Check each line of the material. Copy those containing "土地登记代理人之土地权利理论与方法".

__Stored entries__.
··········

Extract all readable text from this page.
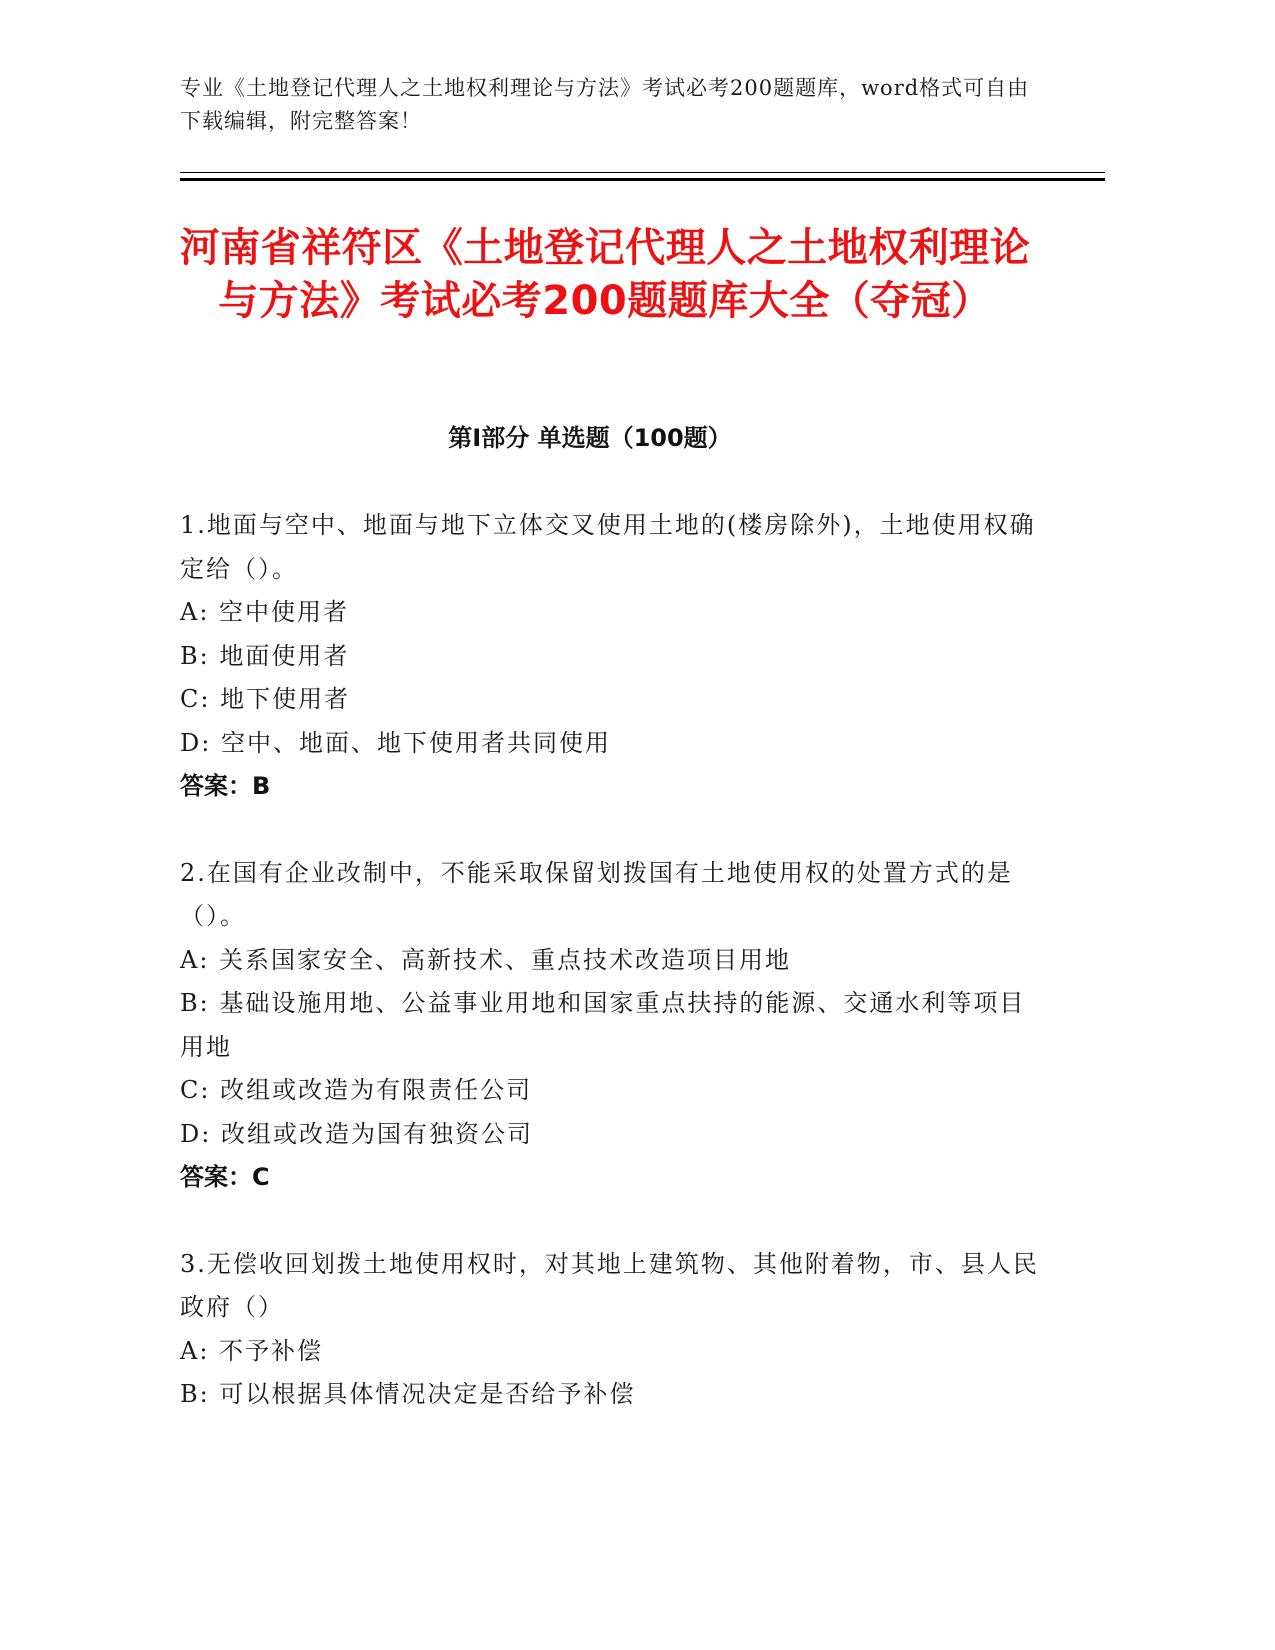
专业《土地登记代理人之土地权利理论与方法》考试必考200题题库，word格式可自由下载编辑，附完整答案！
河南省祥符区《土地登记代理人之土地权利理论与方法》考试必考200题题库大全（夺冠）
第I部分 单选题（100题）
1.地面与空中、地面与地下立体交叉使用土地的(楼房除外)，土地使用权确定给（）。
A: 空中使用者
B: 地面使用者
C: 地下使用者
D: 空中、地面、地下使用者共同使用
答案：B
2.在国有企业改制中，不能采取保留划拨国有土地使用权的处置方式的是（）。
A: 关系国家安全、高新技术、重点技术改造项目用地
B: 基础设施用地、公益事业用地和国家重点扶持的能源、交通水利等项目用地
C: 改组或改造为有限责任公司
D: 改组或改造为国有独资公司
答案：C
3.无偿收回划拨土地使用权时，对其地上建筑物、其他附着物，市、县人民政府（）
A: 不予补偿
B: 可以根据具体情况决定是否给予补偿
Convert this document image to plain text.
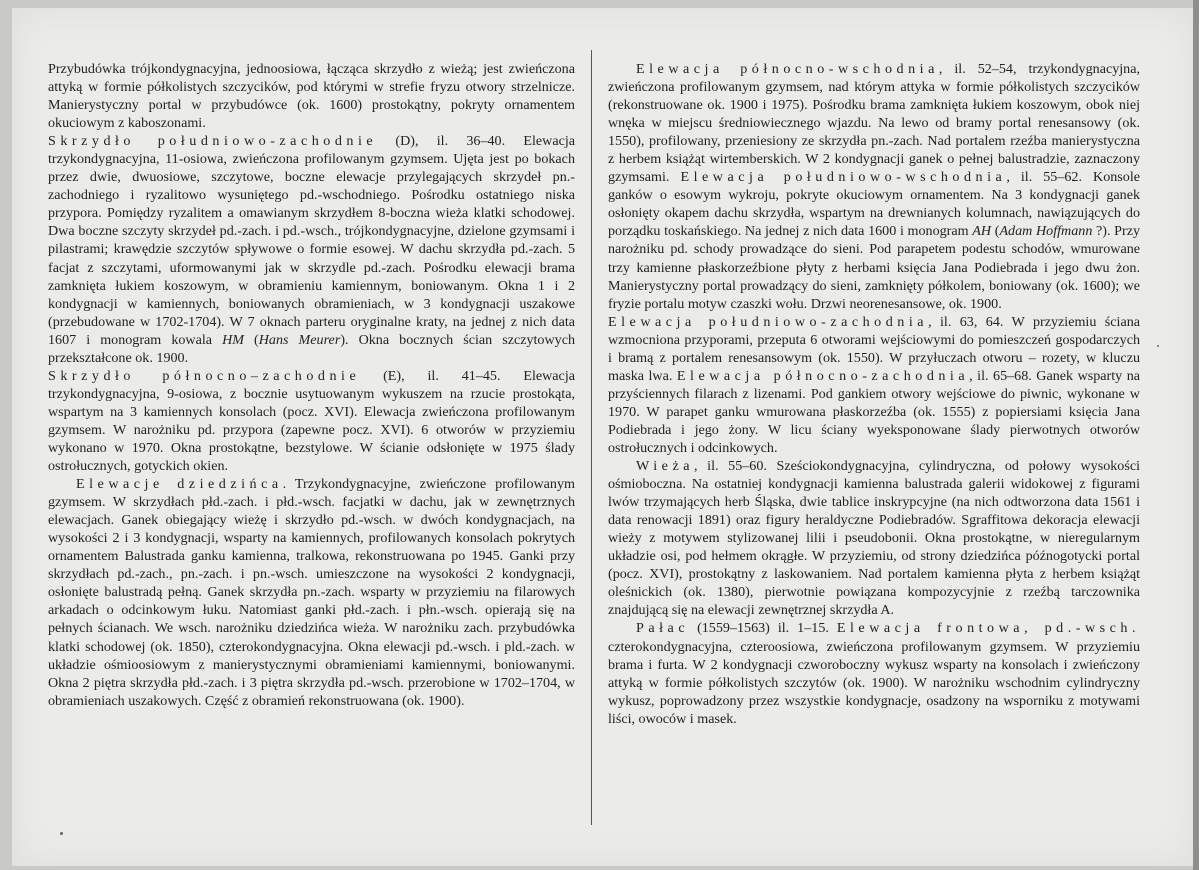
Przybudówka trójkondygnacyjna, jednoosiowa, łącząca skrzydło z wieżą; jest zwieńczona attyką w formie półkolistych szczycików, pod którymi w strefie fryzu otwory strzelnicze. Manierystyczny portal w przybudówce (ok. 1600) prostokątny, pokryty ornamentem okuciowym z kaboszonami.

Skrzydło południowo-zachodnie (D), il. 36–40. Elewacja trzykondygnacyjna, 11-osiowa, zwieńczona profilowanym gzymsem. Ujęta jest po bokach przez dwie, dwuosiowe, szczytowe, boczne elewacje przylegających skrzydeł pn.-zachodniego i ryzalitowo wysuniętego pd.-wschodniego. Pośrodku ostatniego niska przypora. Pomiędzy ryzalitem a omawianym skrzydłem 8-boczna wieża klatki schodowej. Dwa boczne szczyty skrzydeł pd.-zach. i pd.-wsch., trójkondygnacyjne, dzielone gzymsami i pilastrami; krawędzie szczytów spływowe o formie esowej. W dachu skrzydła pd.-zach. 5 facjat z szczytami, uformowanymi jak w skrzydle pd.-zach. Pośrodku elewacji brama zamknięta łukiem koszowym, w obramieniu kamiennym, boniowanym. Okna 1 i 2 kondygnacji w kamiennych, boniowanych obramieniach, w 3 kondygnacji uszakowe (przebudowane w 1702-1704). W 7 oknach parteru oryginalne kraty, na jednej z nich data 1607 i monogram kowala HM (Hans Meurer). Okna bocznych ścian szczytowych przekształcone ok. 1900.

Skrzydło północno–zachodnie (E), il. 41–45. Elewacja trzykondygnacyjna, 9-osiowa, z bocznie usytuowanym wykuszem na rzucie prostokąta, wspartym na 3 kamiennych konsolach (pocz. XVI). Elewacja zwieńczona profilowanym gzymsem. W narożniku pd. przypora (zapewne pocz. XVI). 6 otworów w przyziemiu wykonano w 1970. Okna prostokątne, bezstylowe. W ścianie odsłonięte w 1975 ślady ostrołucznych, gotyckich okien.

Elewacje dziedzińca. Trzykondygnacyjne, zwieńczone profilowanym gzymsem. W skrzydłach płd.-zach. i płd.-wsch. facjatki w dachu, jak w zewnętrznych elewacjach. Ganek obiegający wieżę i skrzydło pd.-wsch. w dwóch kondygnacjach, na wysokości 2 i 3 kondygnacji, wsparty na kamiennych, profilowanych konsolach pokrytych ornamentem Balustrada ganku kamienna, tralkowa, rekonstruowana po 1945. Ganki przy skrzydłach pd.-zach., pn.-zach. i pn.-wsch. umieszczone na wysokości 2 kondygnacji, osłonięte balustradą pełną. Ganek skrzydła pn.-zach. wsparty w przyziemiu na filarowych arkadach o odcinkowym łuku. Natomiast ganki płd.-zach. i płn.-wsch. opierają się na pełnych ścianach. We wsch. narożniku dziedzińca wieża. W narożniku zach. przybudówka klatki schodowej (ok. 1850), czterokondygnacyjna. Okna elewacji pd.-wsch. i pld.-zach. w układzie ośmioosiowym z manierystycznymi obramieniami kamiennymi, boniowanymi. Okna 2 piętra skrzydła płd.-zach. i 3 piętra skrzydła pd.-wsch. przerobione w 1702–1704, w obramieniach uszakowych. Część z obramień rekonstruowana (ok. 1900).

Elewacja północno-wschodnia, il. 52–54, trzykondygnacyjna, zwieńczona profilowanym gzymsem, nad którym attyka w formie półkolistych szczycików (rekonstruowane ok. 1900 i 1975). Pośrodku brama zamknięta łukiem koszowym, obok niej wnęka w miejscu średniowiecznego wjazdu. Na lewo od bramy portal renesansowy (ok. 1550), profilowany, przeniesiony ze skrzydła pn.-zach. Nad portalem rzeźba manierystyczna z herbem książąt wirtemberskich. W 2 kondygnacji ganek o pełnej balustradzie, zaznaczony gzymsami. Elewacja południowo-wschodnia, il. 55–62. Konsole ganków o esowym wykroju, pokryte okuciowym ornamentem. Na 3 kondygnacji ganek osłonięty okapem dachu skrzydła, wspartym na drewnianych kolumnach, nawiązujących do porządku toskańskiego. Na jednej z nich data 1600 i monogram AH (Adam Hoffmann ?). Przy narożniku pd. schody prowadzące do sieni. Pod parapetem podestu schodów, wmurowane trzy kamienne płaskorzeźbione płyty z herbami księcia Jana Podiebrada i jego dwu żon. Manierystyczny portal prowadzący do sieni, zamknięty półkolem, boniowany (ok. 1600); we fryzie portalu motyw czaszki wołu. Drzwi neorenesansowe, ok. 1900.

Elewacja południowo-zachodnia, il. 63, 64. W przyziemiu ściana wzmocniona przyporami, przeputa 6 otworami wejściowymi do pomieszczeń gospodarczych i bramą z portalem renesansowym (ok. 1550). W przyłuczach otworu – rozety, w kluczu maska lwa. Elewacja północno-zachodnia, il. 65–68. Ganek wsparty na przyściennych filarach z lizenami. Pod gankiem otwory wejściowe do piwnic, wykonane w 1970. W parapet ganku wmurowana płaskorzeźba (ok. 1555) z popiersiami księcia Jana Podiebrada i jego żony. W licu ściany wyeksponowane ślady pierwotnych otworów ostrołucznych i odcinkowych.

Wieża, il. 55–60. Sześciokondygnacyjna, cylindryczna, od połowy wysokości ośmioboczna. Na ostatniej kondygnacji kamienna balustrada galerii widokowej z figurami lwów trzymających herb Śląska, dwie tablice inskrypcyjne (na nich odtworzona data 1561 i data renowacji 1891) oraz figury heraldyczne Podiebradów. Sgraffitowa dekoracja elewacji wieży z motywem stylizowanej lilii i pseudobonii. Okna prostokątne, w nieregularnym układzie osi, pod hełmem okrągłe. W przyziemiu, od strony dziedzińca późnogotycki portal (pocz. XVI), prostokątny z laskowaniem. Nad portalem kamienna płyta z herbem książąt oleśnickich (ok. 1380), pierwotnie powiązana kompozycyjnie z rzeźbą tarczownika znajdującą się na elewacji zewnętrznej skrzydła A.

Pałac (1559–1563) il. 1–15. Elewacja frontowa, pd.-wsch. czterokondygnacyjna, czteroosiowa, zwieńczona profilowanym gzymsem. W przyziemiu brama i furta. W 2 kondygnacji czworoboczny wykusz wsparty na konsolach i zwieńczony attyką w formie półkolistych szczytów (ok. 1900). W narożniku wschodnim cylindryczny wykusz, poprowadzony przez wszystkie kondygnacje, osadzony na wsporniku z motywami liści, owoców i masek.
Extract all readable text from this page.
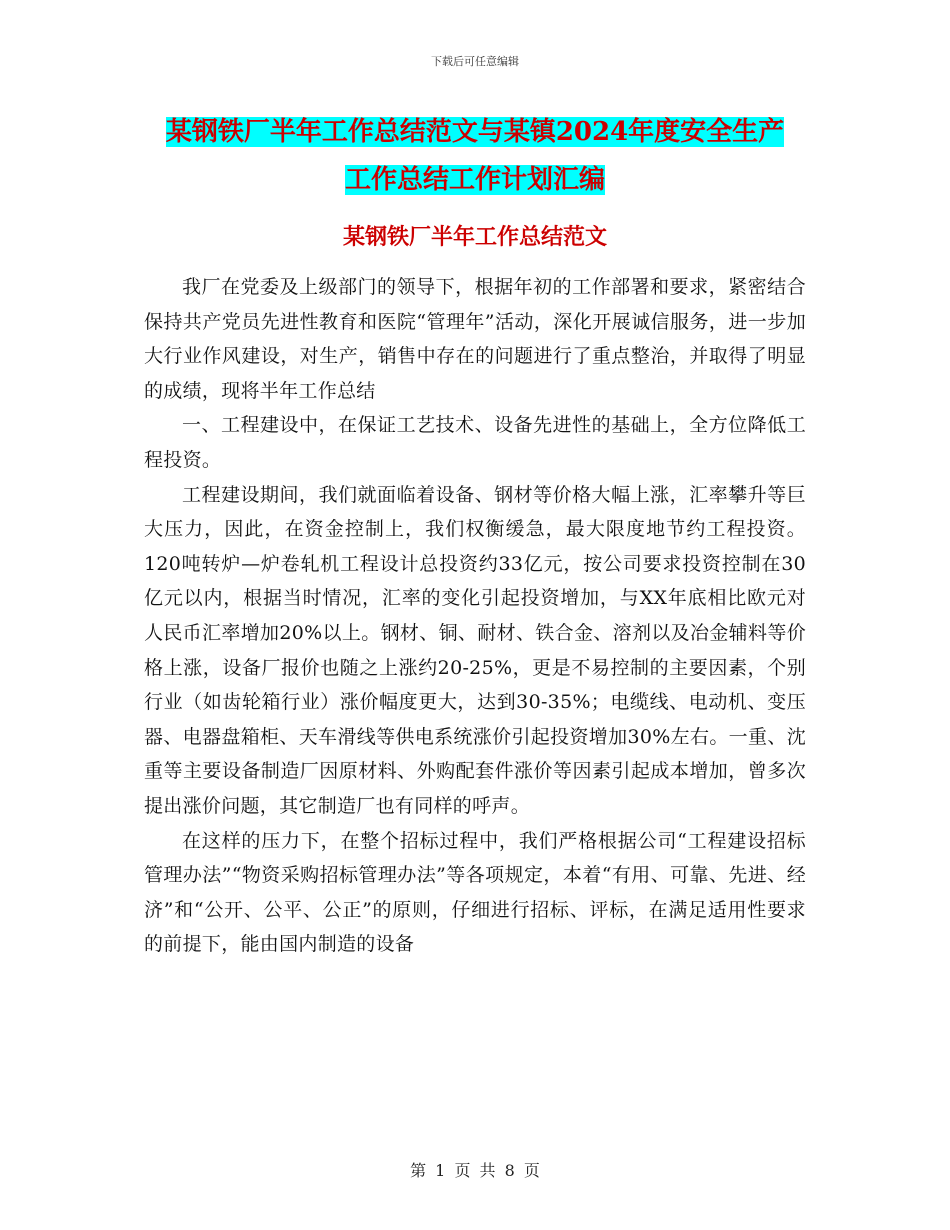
下载后可任意编辑
某钢铁厂半年工作总结范文与某镇2024年度安全生产
工作总结工作计划汇编
某钢铁厂半年工作总结范文

我厂在党委及上级部门的领导下，根据年初的工作部署和要求，紧密结合保持共产党员先进性教育和医院“管理年”活动，深化开展诚信服务，进一步加大行业作风建设，对生产，销售中存在的问题进行了重点整治，并取得了明显的成绩，现将半年工作总结

一、工程建设中，在保证工艺技术、设备先进性的基础上，全方位降低工程投资。

工程建设期间，我们就面临着设备、钢材等价格大幅上涨，汇率攀升等巨大压力，因此，在资金控制上，我们权衡缓急，最大限度地节约工程投资。120吨转炉—炉卷轧机工程设计总投资约33亿元，按公司要求投资控制在30亿元以内，根据当时情况，汇率的变化引起投资增加，与XX年底相比欧元对人民币汇率增加20%以上。钢材、铜、耐材、铁合金、溶剂以及冶金辅料等价格上涨，设备厂报价也随之上涨约20-25%，更是不易控制的主要因素，个别行业（如齿轮箱行业）涨价幅度更大，达到30-35%；电缆线、电动机、变压器、电器盘箱柜、天车滑线等供电系统涨价引起投资增加30%左右。一重、沈重等主要设备制造厂因原材料、外购配套件涨价等因素引起成本增加，曾多次提出涨价问题，其它制造厂也有同样的呼声。

在这样的压力下，在整个招标过程中，我们严格根据公司“工程建设招标管理办法”“物资采购招标管理办法”等各项规定，本着“有用、可靠、先进、经济”和“公开、公平、公正”的原则，仔细进行招标、评标，在满足适用性要求的前提下，能由国内制造的设备

第 1 页 共 8 页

··········

__SOLUTION TO THE EXERCISE__.
专业《土地登记代理人之土地权利理论与方法》考试必考200题题库，word格式可自由下载编辑，附完整答案！
河南省祥符区《土地登记代理人之土地权利理论与方法》考试必考200题题库大全（夺冠）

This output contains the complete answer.